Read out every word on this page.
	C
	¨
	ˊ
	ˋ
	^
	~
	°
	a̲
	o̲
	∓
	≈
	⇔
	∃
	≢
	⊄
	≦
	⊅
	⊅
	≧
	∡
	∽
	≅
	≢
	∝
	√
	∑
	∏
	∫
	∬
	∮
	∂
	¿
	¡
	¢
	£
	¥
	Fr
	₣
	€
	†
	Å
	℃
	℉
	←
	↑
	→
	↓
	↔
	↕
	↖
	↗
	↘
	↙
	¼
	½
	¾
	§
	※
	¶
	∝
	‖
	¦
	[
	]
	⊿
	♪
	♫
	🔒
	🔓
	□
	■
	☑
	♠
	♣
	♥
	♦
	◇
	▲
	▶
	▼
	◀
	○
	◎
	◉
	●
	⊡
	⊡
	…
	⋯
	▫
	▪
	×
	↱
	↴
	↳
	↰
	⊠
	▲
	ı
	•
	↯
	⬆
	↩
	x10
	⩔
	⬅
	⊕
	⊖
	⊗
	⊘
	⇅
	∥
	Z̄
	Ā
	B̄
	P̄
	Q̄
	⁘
···
_STATED GOAL_
All the data must be duplicated exactly, with nothing added or removed.

_SOLUTION FOR THIS PROBLEM_
Read out every word on this page.
	C
	¨
	ˊ
	ˋ
	^
	~
	°
	a̲
	o̲
	∓
	≈
	⇔
	∃
	≢
	⊄
	≦
	⊅
	⊅
	≧
	∡
	∽
	≅
	≢
	∝
	√
	∑
	∏
	∫
	∬
	∮
	∂
	¿
	¡
	¢
	£
	¥
	Fr
	₣
	€
	†
	Å
	℃
	℉
	←
	↑
	→
	↓
	↔
	↕
	↖
	↗
	↘
	↙
	¼
	½
	¾
	§
	※
	¶
	∝
	‖
	¦
	[
	]
	⊿
	♪
	♫
	🔒
	🔓
	□
	■
	☑
	♠
	♣
	♥
	♦
	◇
	▲
	▶
	▼
	◀
	○
	◎
	◉
	●
	⊡
	⊡
	…
	⋯
	▫
	▪
	×
	↱
	↴
	↳
	↰
	⊠
	▲
	ı
	•
	↯
	⬆
	↩
	x10
	⩔
	⬅
	⊕
	⊖
	⊗
	⊘
	⇅
	∥
	Z̄
	Ā
	B̄
	P̄
	Q̄
	⁘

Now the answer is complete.